Aim = Lift out each line of the data that holds "Skåne".

Rows =

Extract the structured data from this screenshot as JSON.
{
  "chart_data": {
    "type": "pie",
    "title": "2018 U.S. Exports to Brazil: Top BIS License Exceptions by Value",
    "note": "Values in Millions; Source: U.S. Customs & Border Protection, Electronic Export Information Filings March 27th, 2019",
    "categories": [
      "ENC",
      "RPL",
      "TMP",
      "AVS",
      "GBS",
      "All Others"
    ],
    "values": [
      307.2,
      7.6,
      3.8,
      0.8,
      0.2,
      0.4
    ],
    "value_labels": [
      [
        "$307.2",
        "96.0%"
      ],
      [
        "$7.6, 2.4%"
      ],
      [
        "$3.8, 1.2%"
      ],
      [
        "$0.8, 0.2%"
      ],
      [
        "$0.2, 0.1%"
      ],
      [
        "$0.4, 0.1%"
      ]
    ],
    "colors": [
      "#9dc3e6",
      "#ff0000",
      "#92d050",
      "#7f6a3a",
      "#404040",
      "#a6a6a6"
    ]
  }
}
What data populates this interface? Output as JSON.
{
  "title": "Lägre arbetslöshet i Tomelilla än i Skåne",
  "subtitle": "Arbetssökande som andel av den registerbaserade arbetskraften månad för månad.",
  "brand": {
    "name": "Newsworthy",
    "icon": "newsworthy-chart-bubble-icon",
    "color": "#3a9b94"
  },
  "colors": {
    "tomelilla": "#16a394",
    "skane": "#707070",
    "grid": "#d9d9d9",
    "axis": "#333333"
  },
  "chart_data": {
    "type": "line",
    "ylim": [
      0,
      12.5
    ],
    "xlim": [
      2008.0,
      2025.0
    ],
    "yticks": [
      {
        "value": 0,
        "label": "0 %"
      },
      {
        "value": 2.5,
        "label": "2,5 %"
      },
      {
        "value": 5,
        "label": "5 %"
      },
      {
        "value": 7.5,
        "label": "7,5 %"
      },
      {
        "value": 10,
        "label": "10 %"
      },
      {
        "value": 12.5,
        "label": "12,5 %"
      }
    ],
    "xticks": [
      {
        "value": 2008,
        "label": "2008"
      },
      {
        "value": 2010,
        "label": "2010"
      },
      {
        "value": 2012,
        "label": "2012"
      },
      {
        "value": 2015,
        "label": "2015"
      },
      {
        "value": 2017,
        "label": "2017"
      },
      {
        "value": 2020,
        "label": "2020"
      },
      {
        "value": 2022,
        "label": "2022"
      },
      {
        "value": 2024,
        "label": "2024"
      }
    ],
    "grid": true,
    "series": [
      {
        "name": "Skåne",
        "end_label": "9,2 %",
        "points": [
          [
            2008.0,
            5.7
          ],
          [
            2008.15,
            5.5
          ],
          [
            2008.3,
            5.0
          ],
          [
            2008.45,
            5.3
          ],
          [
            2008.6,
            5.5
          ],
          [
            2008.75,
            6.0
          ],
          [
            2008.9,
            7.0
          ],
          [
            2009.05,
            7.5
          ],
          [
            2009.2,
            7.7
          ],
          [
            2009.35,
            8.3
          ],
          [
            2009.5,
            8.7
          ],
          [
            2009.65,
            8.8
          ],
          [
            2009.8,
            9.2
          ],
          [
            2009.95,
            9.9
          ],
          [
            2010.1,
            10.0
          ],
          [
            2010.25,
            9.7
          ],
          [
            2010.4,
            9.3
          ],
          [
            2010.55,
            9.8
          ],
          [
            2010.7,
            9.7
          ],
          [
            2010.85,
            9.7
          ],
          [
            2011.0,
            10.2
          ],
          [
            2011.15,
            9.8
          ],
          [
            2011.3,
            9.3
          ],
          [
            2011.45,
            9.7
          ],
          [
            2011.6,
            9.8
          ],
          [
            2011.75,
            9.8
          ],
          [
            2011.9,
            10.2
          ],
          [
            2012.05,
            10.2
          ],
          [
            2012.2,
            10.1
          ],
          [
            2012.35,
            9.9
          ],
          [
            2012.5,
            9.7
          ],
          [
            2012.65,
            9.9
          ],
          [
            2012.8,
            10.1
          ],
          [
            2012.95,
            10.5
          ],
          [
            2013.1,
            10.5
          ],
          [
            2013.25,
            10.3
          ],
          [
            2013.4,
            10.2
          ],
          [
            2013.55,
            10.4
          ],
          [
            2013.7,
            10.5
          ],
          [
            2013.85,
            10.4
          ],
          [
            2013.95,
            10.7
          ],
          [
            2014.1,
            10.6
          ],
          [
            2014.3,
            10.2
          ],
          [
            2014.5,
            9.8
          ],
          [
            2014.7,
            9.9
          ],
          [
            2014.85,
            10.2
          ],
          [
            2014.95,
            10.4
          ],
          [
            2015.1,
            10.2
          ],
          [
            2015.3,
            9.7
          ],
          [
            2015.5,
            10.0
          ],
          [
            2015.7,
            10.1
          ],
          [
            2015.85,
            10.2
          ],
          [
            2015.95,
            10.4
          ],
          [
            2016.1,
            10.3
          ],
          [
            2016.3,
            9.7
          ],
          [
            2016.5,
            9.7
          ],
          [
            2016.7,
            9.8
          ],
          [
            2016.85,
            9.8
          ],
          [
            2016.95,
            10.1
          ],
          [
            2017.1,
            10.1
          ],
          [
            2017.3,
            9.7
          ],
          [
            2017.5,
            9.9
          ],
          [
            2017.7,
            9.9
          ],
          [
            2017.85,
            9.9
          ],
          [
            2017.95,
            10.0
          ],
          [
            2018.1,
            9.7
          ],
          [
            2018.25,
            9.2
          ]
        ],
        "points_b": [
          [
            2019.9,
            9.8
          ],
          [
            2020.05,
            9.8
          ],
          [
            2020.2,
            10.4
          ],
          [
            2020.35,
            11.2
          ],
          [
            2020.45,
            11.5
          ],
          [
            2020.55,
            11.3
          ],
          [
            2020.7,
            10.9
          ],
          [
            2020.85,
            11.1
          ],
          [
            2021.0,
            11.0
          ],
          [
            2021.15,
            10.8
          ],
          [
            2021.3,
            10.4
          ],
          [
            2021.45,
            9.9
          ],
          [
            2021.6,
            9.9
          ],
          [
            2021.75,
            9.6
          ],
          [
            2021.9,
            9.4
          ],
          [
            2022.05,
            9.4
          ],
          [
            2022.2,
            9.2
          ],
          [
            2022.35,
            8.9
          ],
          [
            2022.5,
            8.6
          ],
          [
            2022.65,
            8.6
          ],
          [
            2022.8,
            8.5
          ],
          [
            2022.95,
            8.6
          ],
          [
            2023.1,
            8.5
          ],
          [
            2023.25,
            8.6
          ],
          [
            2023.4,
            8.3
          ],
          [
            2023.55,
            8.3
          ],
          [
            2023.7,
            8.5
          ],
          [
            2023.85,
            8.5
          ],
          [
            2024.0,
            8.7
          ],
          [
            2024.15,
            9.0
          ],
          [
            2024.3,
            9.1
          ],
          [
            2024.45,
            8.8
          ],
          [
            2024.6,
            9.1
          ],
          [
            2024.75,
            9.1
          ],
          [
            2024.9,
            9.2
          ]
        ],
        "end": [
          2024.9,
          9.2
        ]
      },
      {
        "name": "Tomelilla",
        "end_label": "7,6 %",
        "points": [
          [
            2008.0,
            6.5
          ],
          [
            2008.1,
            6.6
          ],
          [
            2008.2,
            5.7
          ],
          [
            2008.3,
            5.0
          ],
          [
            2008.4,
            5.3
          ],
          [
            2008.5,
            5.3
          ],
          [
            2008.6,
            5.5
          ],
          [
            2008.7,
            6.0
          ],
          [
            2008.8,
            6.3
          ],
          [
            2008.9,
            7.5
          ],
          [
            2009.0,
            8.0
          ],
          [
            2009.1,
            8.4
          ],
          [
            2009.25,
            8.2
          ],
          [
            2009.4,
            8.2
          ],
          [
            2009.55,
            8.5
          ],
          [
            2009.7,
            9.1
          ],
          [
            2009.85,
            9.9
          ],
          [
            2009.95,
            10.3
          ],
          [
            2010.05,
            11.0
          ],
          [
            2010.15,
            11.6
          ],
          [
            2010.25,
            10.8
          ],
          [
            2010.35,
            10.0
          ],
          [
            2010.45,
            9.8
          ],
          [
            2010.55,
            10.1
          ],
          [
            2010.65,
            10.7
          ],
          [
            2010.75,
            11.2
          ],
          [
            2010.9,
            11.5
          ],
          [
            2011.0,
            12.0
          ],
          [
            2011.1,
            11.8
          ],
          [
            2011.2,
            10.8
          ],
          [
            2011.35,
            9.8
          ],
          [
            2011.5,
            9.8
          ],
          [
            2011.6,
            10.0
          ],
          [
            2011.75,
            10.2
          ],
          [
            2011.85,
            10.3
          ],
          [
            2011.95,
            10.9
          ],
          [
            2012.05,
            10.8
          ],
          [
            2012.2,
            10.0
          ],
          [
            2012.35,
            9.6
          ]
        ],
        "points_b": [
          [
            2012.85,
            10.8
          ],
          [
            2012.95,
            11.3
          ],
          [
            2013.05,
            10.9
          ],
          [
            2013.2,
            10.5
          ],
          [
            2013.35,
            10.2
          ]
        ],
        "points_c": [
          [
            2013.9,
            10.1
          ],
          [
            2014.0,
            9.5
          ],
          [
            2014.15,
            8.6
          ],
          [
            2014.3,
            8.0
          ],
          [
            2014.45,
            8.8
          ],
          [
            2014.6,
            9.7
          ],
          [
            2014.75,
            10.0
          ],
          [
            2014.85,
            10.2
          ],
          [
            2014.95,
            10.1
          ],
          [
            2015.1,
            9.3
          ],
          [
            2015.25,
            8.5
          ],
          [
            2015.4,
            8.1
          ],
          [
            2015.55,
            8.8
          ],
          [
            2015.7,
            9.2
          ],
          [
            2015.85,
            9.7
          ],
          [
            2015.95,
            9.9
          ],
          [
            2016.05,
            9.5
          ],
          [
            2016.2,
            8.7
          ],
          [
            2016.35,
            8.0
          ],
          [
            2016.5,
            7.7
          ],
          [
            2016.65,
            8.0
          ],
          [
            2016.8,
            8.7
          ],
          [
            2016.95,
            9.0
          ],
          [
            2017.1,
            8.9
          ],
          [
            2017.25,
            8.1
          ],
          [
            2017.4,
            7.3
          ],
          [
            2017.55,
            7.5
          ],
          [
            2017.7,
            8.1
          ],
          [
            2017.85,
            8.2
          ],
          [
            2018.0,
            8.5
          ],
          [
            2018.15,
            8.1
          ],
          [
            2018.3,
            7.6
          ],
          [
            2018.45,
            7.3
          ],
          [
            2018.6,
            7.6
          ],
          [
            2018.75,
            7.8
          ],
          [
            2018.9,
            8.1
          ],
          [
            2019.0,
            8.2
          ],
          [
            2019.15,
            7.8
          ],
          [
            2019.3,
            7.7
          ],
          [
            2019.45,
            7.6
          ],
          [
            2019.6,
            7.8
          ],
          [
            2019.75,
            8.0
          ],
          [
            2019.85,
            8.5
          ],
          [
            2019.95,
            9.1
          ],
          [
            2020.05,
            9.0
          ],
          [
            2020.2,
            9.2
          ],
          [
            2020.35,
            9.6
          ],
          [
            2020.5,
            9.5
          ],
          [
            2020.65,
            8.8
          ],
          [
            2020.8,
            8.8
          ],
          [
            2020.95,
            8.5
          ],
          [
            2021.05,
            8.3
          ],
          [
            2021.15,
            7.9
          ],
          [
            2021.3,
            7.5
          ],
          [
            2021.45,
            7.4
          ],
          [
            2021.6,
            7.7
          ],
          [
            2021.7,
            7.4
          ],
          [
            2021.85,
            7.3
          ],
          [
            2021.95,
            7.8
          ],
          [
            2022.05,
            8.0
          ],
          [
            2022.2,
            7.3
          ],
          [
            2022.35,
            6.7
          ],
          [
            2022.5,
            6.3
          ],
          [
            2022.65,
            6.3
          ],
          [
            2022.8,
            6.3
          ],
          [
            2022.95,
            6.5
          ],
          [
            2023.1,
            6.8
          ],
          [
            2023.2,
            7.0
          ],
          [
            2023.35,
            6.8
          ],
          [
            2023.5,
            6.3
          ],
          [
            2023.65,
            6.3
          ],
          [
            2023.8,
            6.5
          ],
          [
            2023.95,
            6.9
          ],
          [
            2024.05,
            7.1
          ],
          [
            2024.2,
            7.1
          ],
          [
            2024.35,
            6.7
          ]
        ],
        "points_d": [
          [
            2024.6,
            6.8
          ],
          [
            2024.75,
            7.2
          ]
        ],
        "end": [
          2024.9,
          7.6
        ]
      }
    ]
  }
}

Exercise solution =
  "title": "Lägre arbetslöshet i Tomelilla än i Skåne",
        "name": "Skåne",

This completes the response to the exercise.